**Source document**
►
- Born: 13 July 1929 Paris, France
- Died: 15 March 2004 (aged 74) Angoulême, Charente, Poitou-Charentes, France
- Occupations: Animator Film director Screenwriter
- Years active: 1957–1998

= René Laloux =

French animator and director (1929–2004)

René Laloux (/fr/; 13 July 1929 - 15 March 2004) was a French animator, screenwriter and film director.

==Biography==
He was born in Paris in 1929 and went to art school to study painting. After some time working in advertising, he got a job in a psychiatric institution where he began experimenting in animation with the interns. It is at the psychiatric institution that he made the 1960 film Monkey's Teeth (Les Dents du Singe), in collaboration with Paul Grimault's studio, and using a script written by the Cour Cheverny's interns.

Another important collaborator of his was Roland Topor with whom Laloux made Dead Time (Les Temps Morts, 1964), The Snails (Les Escargots, 1965) and his most famous work, the feature length Fantastic Planet (La Planète Sauvage, 1973).

Laloux also worked with Jean Giraud (Mœbius) to create the lesser known film Les Maîtres du temps (Time Masters), released in 1982. Laloux's 1987 film, Gandahar, was released in the US as Light Years, and made in cooperation with the artist Caza. The US version was redubbed by Harvey Weinstein, from a screenplay adapted by Isaac Asimov. The US version was not as successful as the French, grossing less than $400,000 on its release.
◄
**Recorded data**
►
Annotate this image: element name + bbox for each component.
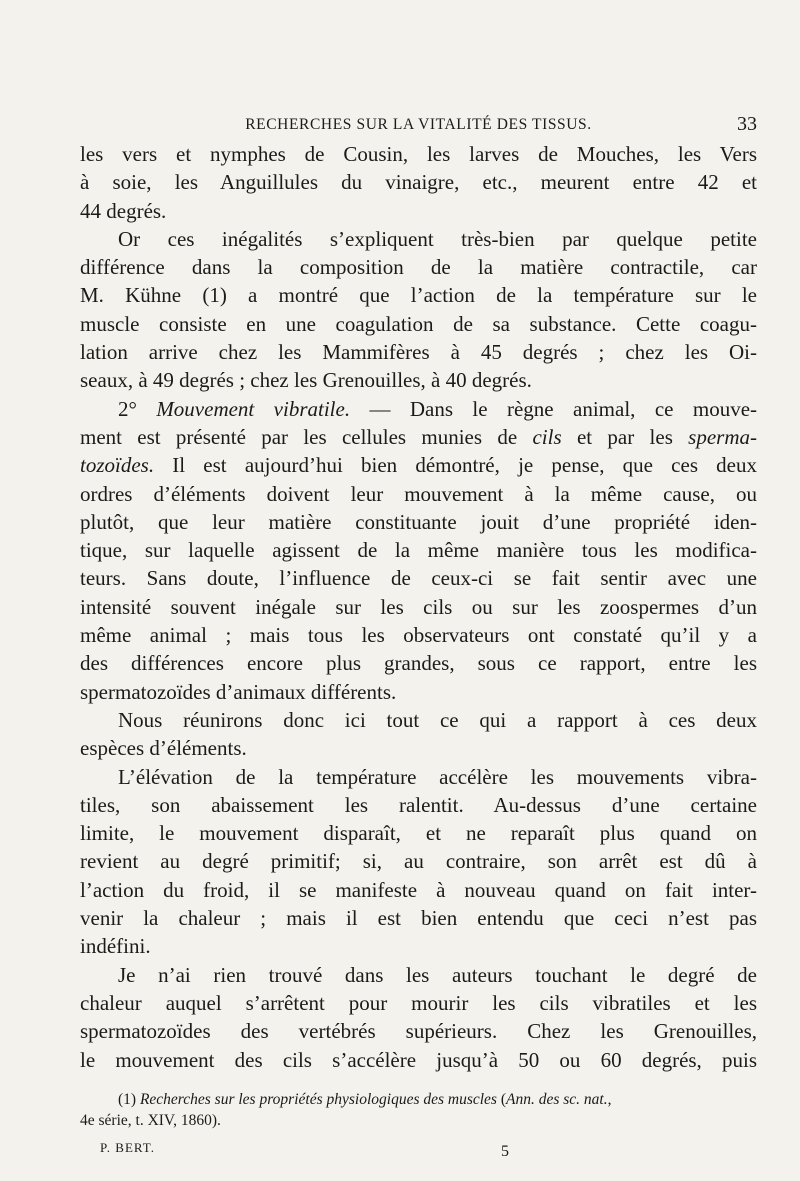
◄
**Set task**
Reproduce the René Laloux biography word for word, from its first line to its last.

**Reply to the task**
- Born: 13 July 1929 Paris, France
- Died: 15 March 2004 (aged 74) Angoulême, Charente, Poitou-Charentes, France
- Occupations: Animator Film director Screenwriter
- Years active: 1957–1998

= René Laloux =

French animator and director (1929–2004)

René Laloux (/fr/; 13 July 1929 - 15 March 2004) was a French animator, screenwriter and film director.

==Biography==
He was born in Paris in 1929 and went to art school to study painting. After some time working in advertising, he got a job in a psychiatric institution where he began experimenting in animation with the interns. It is at the psychiatric institution that he made the 1960 film Monkey's Teeth (Les Dents du Singe), in collaboration with Paul Grimault's studio, and using a script written by the Cour Cheverny's interns.

Another important collaborator of his was Roland Topor with whom Laloux made Dead Time (Les Temps Morts, 1964), The Snails (Les Escargots, 1965) and his most famous work, the feature length Fantastic Planet (La Planète Sauvage, 1973).

Laloux also worked with Jean Giraud (Mœbius) to create the lesser known film Les Maîtres du temps (Time Masters), released in 1982. Laloux's 1987 film, Gandahar, was released in the US as Light Years, and made in cooperation with the artist Caza. The US version was redubbed by Harvey Weinstein, from a screenplay adapted by Isaac Asimov. The US version was not as successful as the French, grossing less than $400,000 on its release.